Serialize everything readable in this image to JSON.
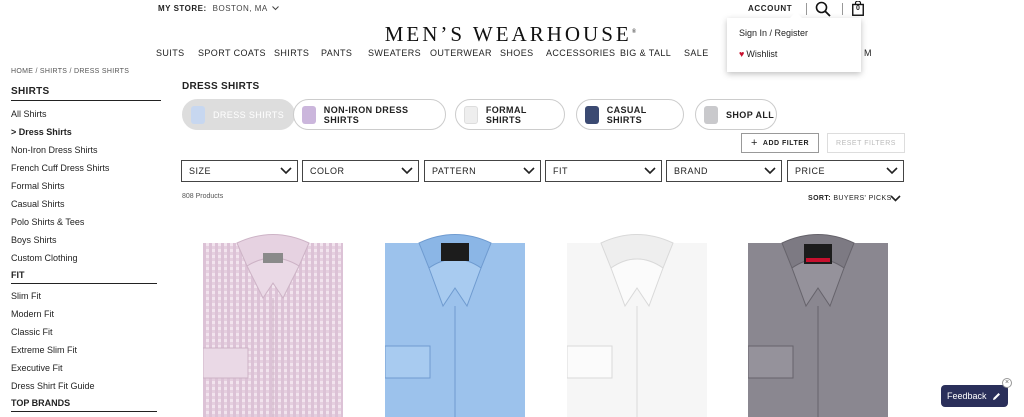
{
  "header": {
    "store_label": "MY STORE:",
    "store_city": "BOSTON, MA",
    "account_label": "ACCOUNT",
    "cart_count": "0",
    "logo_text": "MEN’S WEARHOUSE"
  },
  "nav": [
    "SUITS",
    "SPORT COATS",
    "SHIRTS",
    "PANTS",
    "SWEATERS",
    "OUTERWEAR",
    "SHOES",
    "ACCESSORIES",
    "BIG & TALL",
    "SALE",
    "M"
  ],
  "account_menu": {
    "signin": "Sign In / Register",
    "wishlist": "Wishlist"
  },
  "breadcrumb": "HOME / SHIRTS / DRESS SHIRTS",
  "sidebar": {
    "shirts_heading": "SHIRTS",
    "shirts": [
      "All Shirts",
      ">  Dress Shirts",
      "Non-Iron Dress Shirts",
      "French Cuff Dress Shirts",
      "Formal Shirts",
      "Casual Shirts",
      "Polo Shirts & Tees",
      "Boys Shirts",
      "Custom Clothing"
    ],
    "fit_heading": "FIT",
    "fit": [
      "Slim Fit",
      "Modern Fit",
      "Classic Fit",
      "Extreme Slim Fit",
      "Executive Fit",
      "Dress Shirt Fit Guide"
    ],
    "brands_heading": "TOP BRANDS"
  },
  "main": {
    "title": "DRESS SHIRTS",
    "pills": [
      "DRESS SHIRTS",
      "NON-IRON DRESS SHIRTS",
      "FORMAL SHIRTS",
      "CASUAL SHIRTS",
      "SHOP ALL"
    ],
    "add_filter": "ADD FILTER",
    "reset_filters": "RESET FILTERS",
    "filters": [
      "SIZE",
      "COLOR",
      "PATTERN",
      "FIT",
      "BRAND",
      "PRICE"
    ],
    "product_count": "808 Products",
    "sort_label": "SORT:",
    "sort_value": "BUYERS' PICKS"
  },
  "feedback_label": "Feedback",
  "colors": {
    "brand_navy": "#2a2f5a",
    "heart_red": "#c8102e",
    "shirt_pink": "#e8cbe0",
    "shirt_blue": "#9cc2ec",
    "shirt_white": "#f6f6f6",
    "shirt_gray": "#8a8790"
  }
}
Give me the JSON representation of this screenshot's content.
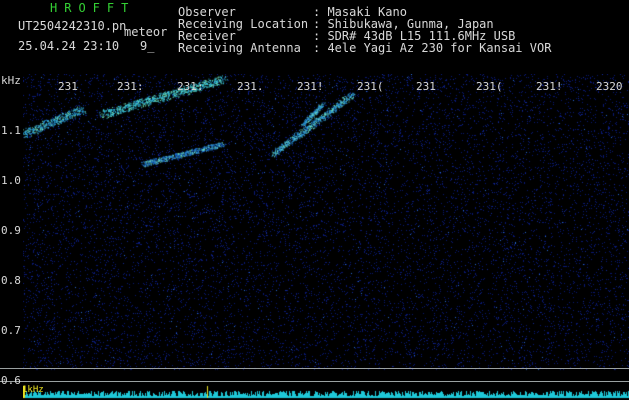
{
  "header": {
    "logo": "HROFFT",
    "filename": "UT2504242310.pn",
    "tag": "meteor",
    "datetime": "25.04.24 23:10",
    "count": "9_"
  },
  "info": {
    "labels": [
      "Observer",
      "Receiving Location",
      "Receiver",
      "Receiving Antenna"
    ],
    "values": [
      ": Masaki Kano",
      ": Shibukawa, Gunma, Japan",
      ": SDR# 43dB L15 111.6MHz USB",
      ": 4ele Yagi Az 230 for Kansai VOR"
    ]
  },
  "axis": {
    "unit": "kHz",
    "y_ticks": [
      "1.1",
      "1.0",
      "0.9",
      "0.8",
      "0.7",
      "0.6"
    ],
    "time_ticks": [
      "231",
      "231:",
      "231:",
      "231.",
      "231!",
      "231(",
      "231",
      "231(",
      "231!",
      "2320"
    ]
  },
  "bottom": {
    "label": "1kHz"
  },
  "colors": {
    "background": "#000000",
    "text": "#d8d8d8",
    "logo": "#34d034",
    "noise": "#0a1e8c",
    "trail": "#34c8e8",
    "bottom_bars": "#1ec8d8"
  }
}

◆ ◆ ◆ ◆ ◆

■ Task brief ■
Look through the entries above. Extract each line with the word "JSON".

■ The output ■
Serialize everything readable in this image to JSON.
Give me the JSON representation of this screenshot's content.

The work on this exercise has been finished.